PROBLEM DETAILS: Check every line in the records below for the word "title" and report how many have it, nothing more.

— begin RECORDS SHOWN —

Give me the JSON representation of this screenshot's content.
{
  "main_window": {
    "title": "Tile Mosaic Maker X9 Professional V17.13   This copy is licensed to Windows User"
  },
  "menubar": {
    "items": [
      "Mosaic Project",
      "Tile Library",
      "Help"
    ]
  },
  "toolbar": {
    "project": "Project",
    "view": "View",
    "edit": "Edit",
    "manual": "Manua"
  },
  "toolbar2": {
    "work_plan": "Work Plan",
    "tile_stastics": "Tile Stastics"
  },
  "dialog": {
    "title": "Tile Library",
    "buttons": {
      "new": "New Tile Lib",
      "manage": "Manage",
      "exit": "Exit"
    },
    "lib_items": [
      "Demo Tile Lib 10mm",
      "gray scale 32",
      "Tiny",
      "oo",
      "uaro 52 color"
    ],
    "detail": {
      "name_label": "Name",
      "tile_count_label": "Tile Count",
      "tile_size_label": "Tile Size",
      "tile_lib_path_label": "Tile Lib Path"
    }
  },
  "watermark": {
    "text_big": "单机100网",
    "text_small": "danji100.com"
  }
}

— end RECORDS SHOWN —
— begin RECORDS SHOWN —

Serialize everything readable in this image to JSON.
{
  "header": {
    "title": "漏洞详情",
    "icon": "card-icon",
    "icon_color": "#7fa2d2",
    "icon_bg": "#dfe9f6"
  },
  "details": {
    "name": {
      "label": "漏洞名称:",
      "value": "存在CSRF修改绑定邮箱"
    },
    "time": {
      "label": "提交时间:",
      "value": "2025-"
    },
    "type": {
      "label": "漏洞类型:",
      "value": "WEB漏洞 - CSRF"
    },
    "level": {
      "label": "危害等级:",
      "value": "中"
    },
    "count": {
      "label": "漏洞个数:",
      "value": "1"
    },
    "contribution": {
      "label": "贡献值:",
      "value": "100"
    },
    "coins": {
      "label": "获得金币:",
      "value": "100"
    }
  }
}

— end RECORDS SHOWN —

EXERCISE RESULT: 3